▶ TASK DIRECTIONS:
From the start of the rows through the line containing "1118, 66, 1181)", replace "bar-guide-views" with "guide-view-bar" and write those lines out again with nothing else altered.

▶ Layout element annotations:
______

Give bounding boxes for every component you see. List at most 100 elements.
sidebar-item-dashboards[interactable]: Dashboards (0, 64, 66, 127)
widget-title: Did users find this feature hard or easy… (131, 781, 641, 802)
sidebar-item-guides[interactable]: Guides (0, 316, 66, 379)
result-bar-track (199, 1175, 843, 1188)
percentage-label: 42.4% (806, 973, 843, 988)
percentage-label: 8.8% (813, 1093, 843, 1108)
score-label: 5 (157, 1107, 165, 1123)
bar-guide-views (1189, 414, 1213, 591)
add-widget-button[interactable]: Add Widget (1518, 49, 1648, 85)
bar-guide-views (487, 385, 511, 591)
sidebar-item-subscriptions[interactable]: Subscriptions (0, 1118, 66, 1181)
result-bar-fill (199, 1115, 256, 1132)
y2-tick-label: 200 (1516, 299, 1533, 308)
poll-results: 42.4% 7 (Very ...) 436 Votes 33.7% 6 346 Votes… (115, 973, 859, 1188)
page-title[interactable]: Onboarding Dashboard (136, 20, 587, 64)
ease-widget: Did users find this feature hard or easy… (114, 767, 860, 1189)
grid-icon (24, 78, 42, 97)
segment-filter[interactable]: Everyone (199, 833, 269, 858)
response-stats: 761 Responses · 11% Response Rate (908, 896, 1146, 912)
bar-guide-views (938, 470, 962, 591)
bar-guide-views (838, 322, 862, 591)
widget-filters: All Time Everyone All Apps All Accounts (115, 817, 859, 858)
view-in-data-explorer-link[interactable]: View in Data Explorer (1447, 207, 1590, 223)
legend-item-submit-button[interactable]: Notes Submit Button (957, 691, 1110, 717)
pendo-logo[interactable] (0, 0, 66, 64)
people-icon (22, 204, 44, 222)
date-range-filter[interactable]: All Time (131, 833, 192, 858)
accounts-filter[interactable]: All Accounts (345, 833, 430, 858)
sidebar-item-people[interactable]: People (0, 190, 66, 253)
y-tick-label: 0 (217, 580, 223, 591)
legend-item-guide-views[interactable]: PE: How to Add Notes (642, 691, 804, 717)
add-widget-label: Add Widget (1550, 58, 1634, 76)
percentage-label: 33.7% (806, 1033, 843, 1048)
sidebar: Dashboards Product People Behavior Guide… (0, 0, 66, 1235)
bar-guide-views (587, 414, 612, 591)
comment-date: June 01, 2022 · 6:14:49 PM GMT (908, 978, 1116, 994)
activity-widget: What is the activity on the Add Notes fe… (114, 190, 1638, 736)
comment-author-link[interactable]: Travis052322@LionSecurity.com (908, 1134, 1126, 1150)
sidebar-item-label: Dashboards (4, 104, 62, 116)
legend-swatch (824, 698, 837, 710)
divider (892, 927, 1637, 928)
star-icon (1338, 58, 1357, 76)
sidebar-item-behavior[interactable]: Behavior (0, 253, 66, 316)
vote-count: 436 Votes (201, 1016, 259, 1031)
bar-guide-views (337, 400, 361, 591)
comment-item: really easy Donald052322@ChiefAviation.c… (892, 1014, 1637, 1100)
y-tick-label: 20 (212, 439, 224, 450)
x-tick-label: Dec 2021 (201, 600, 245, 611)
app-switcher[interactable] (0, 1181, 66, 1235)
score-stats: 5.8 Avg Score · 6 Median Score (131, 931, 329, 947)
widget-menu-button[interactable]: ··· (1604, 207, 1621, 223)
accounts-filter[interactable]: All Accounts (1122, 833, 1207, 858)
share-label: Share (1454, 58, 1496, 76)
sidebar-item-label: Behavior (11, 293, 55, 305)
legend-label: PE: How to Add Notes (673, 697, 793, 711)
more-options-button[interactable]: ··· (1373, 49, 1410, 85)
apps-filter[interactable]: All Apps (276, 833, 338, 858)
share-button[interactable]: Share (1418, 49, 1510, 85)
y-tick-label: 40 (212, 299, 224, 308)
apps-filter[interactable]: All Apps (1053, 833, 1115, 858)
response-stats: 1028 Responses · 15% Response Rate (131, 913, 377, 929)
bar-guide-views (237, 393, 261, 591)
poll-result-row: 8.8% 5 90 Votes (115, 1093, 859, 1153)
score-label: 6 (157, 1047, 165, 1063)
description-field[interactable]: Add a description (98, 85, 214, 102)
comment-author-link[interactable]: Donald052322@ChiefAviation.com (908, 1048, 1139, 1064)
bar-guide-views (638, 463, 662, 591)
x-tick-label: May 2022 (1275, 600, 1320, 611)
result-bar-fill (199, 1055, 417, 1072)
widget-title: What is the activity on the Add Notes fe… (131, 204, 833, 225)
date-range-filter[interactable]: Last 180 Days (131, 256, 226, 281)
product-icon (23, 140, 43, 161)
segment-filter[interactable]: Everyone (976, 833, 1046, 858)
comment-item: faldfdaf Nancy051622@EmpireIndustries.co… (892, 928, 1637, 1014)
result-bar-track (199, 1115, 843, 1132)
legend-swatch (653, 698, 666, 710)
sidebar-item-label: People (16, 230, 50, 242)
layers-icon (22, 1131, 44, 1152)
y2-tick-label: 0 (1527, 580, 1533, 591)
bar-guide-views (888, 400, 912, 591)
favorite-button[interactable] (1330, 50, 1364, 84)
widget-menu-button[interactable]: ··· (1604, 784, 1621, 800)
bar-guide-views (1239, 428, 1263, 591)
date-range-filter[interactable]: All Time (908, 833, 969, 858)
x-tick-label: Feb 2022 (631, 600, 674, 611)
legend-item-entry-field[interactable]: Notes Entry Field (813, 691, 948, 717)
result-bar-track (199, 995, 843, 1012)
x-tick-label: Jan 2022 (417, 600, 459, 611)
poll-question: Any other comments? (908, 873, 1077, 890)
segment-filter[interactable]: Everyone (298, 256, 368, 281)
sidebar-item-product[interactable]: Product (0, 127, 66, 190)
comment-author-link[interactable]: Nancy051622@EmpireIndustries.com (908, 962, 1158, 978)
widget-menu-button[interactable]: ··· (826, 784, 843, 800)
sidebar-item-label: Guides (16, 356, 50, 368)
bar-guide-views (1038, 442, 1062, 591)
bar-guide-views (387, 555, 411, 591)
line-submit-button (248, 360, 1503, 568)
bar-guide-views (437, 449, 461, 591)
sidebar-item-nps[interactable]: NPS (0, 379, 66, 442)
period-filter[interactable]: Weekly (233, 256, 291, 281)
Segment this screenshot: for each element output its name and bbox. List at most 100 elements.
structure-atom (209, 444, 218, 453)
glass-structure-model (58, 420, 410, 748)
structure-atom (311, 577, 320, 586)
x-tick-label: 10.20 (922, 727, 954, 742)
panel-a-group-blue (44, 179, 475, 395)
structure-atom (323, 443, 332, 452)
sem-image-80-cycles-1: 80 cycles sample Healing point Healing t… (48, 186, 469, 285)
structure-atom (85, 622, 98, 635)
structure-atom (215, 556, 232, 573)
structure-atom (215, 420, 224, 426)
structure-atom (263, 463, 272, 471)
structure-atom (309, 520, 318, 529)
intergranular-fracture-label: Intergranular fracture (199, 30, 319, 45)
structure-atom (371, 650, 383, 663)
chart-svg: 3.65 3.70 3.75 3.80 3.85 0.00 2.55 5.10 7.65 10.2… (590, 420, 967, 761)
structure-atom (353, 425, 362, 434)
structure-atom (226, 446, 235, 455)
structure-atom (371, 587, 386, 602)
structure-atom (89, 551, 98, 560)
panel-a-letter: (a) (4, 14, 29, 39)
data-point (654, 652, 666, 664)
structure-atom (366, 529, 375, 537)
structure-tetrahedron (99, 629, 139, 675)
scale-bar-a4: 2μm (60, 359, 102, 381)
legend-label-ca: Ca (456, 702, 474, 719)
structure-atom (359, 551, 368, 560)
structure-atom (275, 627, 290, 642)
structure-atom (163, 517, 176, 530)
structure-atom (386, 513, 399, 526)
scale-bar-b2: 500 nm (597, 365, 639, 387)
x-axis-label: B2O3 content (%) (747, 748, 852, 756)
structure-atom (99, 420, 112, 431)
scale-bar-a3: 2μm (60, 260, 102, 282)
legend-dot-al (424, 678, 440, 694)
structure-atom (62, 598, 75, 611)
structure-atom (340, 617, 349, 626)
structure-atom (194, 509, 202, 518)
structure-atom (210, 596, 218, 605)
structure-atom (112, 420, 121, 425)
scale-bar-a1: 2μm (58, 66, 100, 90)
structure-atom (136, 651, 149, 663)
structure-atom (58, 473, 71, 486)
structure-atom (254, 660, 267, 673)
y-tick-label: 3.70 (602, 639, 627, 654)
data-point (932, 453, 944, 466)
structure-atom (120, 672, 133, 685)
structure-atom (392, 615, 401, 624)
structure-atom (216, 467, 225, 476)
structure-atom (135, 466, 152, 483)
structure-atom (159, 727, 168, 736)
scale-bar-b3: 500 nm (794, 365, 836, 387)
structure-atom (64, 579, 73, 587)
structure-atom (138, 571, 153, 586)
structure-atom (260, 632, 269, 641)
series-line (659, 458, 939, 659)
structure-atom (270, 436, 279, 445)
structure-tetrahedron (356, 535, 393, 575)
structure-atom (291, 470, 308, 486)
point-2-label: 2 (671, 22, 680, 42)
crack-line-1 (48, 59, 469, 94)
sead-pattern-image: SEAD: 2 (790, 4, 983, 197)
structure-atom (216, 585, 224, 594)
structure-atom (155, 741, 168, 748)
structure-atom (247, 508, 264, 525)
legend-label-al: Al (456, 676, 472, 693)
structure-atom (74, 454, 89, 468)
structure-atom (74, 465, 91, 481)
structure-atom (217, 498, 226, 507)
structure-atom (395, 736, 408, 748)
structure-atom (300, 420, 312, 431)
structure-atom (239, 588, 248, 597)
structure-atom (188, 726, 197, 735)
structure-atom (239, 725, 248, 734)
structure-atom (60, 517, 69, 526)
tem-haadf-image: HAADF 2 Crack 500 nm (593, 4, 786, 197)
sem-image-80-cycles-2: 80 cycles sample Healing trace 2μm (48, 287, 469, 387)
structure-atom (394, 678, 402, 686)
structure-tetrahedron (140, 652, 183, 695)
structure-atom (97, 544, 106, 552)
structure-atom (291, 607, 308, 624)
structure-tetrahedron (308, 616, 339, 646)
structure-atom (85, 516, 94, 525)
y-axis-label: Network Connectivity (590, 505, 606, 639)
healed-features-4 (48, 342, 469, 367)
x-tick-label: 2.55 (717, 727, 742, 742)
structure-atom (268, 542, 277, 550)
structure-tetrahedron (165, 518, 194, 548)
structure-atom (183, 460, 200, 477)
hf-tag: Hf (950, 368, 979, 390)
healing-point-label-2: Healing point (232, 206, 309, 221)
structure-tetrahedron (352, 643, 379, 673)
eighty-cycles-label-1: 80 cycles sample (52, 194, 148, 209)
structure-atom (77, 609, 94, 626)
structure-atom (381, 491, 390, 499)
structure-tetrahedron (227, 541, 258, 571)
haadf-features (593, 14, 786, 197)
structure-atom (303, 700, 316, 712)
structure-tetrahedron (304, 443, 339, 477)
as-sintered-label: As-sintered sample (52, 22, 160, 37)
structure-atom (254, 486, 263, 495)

______

▶ FULL RESPONSE:
Give bounding boxes for every component you see. List at most 100 elements.
sidebar-item-dashboards[interactable]: Dashboards (0, 64, 66, 127)
widget-title: Did users find this feature hard or easy… (131, 781, 641, 802)
sidebar-item-guides[interactable]: Guides (0, 316, 66, 379)
result-bar-track (199, 1175, 843, 1188)
percentage-label: 42.4% (806, 973, 843, 988)
percentage-label: 8.8% (813, 1093, 843, 1108)
score-label: 5 (157, 1107, 165, 1123)
guide-view-bar (1189, 414, 1213, 591)
add-widget-button[interactable]: Add Widget (1518, 49, 1648, 85)
guide-view-bar (487, 385, 511, 591)
sidebar-item-subscriptions[interactable]: Subscriptions (0, 1118, 66, 1181)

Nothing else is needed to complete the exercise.